▶ _REQUIREMENT_: Write out the complete material exactly as it stands.

Extracted records
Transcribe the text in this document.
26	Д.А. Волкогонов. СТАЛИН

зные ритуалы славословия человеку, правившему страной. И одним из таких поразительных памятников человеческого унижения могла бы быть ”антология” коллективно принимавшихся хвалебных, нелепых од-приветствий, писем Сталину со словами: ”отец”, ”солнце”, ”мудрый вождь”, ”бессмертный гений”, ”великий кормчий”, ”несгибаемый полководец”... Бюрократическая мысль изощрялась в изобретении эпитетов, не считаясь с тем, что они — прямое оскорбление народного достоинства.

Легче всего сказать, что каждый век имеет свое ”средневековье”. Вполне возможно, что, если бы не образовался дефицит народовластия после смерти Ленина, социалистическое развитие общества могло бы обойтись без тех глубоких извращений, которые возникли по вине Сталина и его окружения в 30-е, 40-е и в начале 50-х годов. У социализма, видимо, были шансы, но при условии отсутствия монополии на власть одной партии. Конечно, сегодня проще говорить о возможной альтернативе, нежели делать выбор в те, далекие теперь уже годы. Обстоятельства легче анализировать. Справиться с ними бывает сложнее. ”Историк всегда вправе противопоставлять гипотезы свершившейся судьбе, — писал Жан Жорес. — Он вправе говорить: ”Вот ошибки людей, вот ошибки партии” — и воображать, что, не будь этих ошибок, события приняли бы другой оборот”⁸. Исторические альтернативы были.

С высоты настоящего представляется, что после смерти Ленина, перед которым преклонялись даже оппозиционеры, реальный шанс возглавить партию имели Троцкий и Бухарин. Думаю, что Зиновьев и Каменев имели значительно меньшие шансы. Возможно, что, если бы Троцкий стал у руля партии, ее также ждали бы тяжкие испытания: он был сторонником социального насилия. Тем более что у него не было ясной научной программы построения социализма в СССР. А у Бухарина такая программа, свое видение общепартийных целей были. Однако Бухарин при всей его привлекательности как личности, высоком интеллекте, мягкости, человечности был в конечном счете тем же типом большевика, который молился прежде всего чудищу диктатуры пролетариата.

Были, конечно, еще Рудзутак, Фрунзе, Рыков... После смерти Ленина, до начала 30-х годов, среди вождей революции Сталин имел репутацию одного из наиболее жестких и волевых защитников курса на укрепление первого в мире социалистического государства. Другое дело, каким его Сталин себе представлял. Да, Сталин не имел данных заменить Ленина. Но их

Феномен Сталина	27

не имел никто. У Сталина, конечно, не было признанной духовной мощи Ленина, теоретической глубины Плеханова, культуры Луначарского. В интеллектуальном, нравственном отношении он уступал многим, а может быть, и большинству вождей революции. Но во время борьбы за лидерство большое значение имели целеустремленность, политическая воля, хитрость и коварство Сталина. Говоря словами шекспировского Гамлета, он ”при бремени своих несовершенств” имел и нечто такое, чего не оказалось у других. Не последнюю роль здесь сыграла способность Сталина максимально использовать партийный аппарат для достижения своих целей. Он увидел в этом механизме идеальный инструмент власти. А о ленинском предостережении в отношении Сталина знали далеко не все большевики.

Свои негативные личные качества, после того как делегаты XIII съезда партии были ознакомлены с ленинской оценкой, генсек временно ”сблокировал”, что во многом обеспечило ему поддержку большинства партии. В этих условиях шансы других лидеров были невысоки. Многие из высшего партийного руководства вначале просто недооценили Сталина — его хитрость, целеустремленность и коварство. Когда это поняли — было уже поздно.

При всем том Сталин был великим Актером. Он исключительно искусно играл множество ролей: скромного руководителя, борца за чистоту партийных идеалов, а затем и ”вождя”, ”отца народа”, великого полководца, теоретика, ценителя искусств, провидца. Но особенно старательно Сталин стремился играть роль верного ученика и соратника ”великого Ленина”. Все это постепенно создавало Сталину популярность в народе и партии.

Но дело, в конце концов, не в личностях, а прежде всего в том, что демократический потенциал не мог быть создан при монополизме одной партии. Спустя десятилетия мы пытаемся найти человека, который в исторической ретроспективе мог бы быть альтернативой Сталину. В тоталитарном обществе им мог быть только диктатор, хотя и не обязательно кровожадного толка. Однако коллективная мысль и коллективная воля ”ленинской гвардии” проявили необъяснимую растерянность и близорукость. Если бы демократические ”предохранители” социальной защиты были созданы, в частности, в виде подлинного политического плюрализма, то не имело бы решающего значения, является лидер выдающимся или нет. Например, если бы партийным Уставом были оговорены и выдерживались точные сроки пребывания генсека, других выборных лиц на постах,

▶ _THE OUTPUT_:
Transcribe the text in this document.
26	Д.А. Волкогонов. СТАЛИН

зные ритуалы славословия человеку, правившему страной. И одним из таких поразительных памятников человеческого унижения могла бы быть ”антология” коллективно принимавшихся хвалебных, нелепых од-приветствий, писем Сталину со словами: ”отец”, ”солнце”, ”мудрый вождь”, ”бессмертный гений”, ”великий кормчий”, ”несгибаемый полководец”... Бюрократическая мысль изощрялась в изобретении эпитетов, не считаясь с тем, что они — прямое оскорбление народного достоинства.

Легче всего сказать, что каждый век имеет свое ”средневековье”. Вполне возможно, что, если бы не образовался дефицит народовластия после смерти Ленина, социалистическое развитие общества могло бы обойтись без тех глубоких извращений, которые возникли по вине Сталина и его окружения в 30-е, 40-е и в начале 50-х годов. У социализма, видимо, были шансы, но при условии отсутствия монополии на власть одной партии. Конечно, сегодня проще говорить о возможной альтернативе, нежели делать выбор в те, далекие теперь уже годы. Обстоятельства легче анализировать. Справиться с ними бывает сложнее. ”Историк всегда вправе противопоставлять гипотезы свершившейся судьбе, — писал Жан Жорес. — Он вправе говорить: ”Вот ошибки людей, вот ошибки партии” — и воображать, что, не будь этих ошибок, события приняли бы другой оборот”⁸. Исторические альтернативы были.

С высоты настоящего представляется, что после смерти Ленина, перед которым преклонялись даже оппозиционеры, реальный шанс возглавить партию имели Троцкий и Бухарин. Думаю, что Зиновьев и Каменев имели значительно меньшие шансы. Возможно, что, если бы Троцкий стал у руля партии, ее также ждали бы тяжкие испытания: он был сторонником социального насилия. Тем более что у него не было ясной научной программы построения социализма в СССР. А у Бухарина такая программа, свое видение общепартийных целей были. Однако Бухарин при всей его привлекательности как личности, высоком интеллекте, мягкости, человечности был в конечном счете тем же типом большевика, который молился прежде всего чудищу диктатуры пролетариата.

Были, конечно, еще Рудзутак, Фрунзе, Рыков... После смерти Ленина, до начала 30-х годов, среди вождей революции Сталин имел репутацию одного из наиболее жестких и волевых защитников курса на укрепление первого в мире социалистического государства. Другое дело, каким его Сталин себе представлял. Да, Сталин не имел данных заменить Ленина. Но их

Феномен Сталина	27

не имел никто. У Сталина, конечно, не было признанной духовной мощи Ленина, теоретической глубины Плеханова, культуры Луначарского. В интеллектуальном, нравственном отношении он уступал многим, а может быть, и большинству вождей революции. Но во время борьбы за лидерство большое значение имели целеустремленность, политическая воля, хитрость и коварство Сталина. Говоря словами шекспировского Гамлета, он ”при бремени своих несовершенств” имел и нечто такое, чего не оказалось у других. Не последнюю роль здесь сыграла способность Сталина максимально использовать партийный аппарат для достижения своих целей. Он увидел в этом механизме идеальный инструмент власти. А о ленинском предостережении в отношении Сталина знали далеко не все большевики.

Свои негативные личные качества, после того как делегаты XIII съезда партии были ознакомлены с ленинской оценкой, генсек временно ”сблокировал”, что во многом обеспечило ему поддержку большинства партии. В этих условиях шансы других лидеров были невысоки. Многие из высшего партийного руководства вначале просто недооценили Сталина — его хитрость, целеустремленность и коварство. Когда это поняли — было уже поздно.

При всем том Сталин был великим Актером. Он исключительно искусно играл множество ролей: скромного руководителя, борца за чистоту партийных идеалов, а затем и ”вождя”, ”отца народа”, великого полководца, теоретика, ценителя искусств, провидца. Но особенно старательно Сталин стремился играть роль верного ученика и соратника ”великого Ленина”. Все это постепенно создавало Сталину популярность в народе и партии.

Но дело, в конце концов, не в личностях, а прежде всего в том, что демократический потенциал не мог быть создан при монополизме одной партии. Спустя десятилетия мы пытаемся найти человека, который в исторической ретроспективе мог бы быть альтернативой Сталину. В тоталитарном обществе им мог быть только диктатор, хотя и не обязательно кровожадного толка. Однако коллективная мысль и коллективная воля ”ленинской гвардии” проявили необъяснимую растерянность и близорукость. Если бы демократические ”предохранители” социальной защиты были созданы, в частности, в виде подлинного политического плюрализма, то не имело бы решающего значения, является лидер выдающимся или нет. Например, если бы партийным Уставом были оговорены и выдерживались точные сроки пребывания генсека, других выборных лиц на постах,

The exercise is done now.